-- BEGIN Data listing --

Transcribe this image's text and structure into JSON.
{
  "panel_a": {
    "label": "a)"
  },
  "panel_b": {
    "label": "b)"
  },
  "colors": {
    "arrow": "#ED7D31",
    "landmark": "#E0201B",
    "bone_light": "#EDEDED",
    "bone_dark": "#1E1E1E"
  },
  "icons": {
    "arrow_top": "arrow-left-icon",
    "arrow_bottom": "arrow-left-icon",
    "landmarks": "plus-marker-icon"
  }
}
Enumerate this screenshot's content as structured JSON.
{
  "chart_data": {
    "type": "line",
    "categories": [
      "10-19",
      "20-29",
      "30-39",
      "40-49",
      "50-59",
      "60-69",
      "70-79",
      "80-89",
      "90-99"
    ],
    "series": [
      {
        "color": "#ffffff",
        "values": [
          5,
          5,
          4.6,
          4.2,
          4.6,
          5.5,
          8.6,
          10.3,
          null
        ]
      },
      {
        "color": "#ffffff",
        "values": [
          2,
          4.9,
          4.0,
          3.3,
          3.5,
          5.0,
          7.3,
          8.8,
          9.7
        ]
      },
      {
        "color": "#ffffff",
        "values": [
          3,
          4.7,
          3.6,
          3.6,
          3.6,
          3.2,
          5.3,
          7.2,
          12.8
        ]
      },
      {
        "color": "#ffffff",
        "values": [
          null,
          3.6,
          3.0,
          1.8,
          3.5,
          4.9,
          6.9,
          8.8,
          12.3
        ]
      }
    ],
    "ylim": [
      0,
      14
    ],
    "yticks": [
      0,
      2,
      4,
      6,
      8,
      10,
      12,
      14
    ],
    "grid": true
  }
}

-- END Data listing --

[Exercise brief]:
Copy out the whole listing, exactly as written.

[Reply]:
Transcribe this image's text and structure into JSON.
{
  "panel_a": {
    "label": "a)"
  },
  "panel_b": {
    "label": "b)"
  },
  "colors": {
    "arrow": "#ED7D31",
    "landmark": "#E0201B",
    "bone_light": "#EDEDED",
    "bone_dark": "#1E1E1E"
  },
  "icons": {
    "arrow_top": "arrow-left-icon",
    "arrow_bottom": "arrow-left-icon",
    "landmarks": "plus-marker-icon"
  }
}
Enumerate this screenshot's content as structured JSON.
{
  "chart_data": {
    "type": "line",
    "categories": [
      "10-19",
      "20-29",
      "30-39",
      "40-49",
      "50-59",
      "60-69",
      "70-79",
      "80-89",
      "90-99"
    ],
    "series": [
      {
        "color": "#ffffff",
        "values": [
          5,
          5,
          4.6,
          4.2,
          4.6,
          5.5,
          8.6,
          10.3,
          null
        ]
      },
      {
        "color": "#ffffff",
        "values": [
          2,
          4.9,
          4.0,
          3.3,
          3.5,
          5.0,
          7.3,
          8.8,
          9.7
        ]
      },
      {
        "color": "#ffffff",
        "values": [
          3,
          4.7,
          3.6,
          3.6,
          3.6,
          3.2,
          5.3,
          7.2,
          12.8
        ]
      },
      {
        "color": "#ffffff",
        "values": [
          null,
          3.6,
          3.0,
          1.8,
          3.5,
          4.9,
          6.9,
          8.8,
          12.3
        ]
      }
    ],
    "ylim": [
      0,
      14
    ],
    "yticks": [
      0,
      2,
      4,
      6,
      8,
      10,
      12,
      14
    ],
    "grid": true
  }
}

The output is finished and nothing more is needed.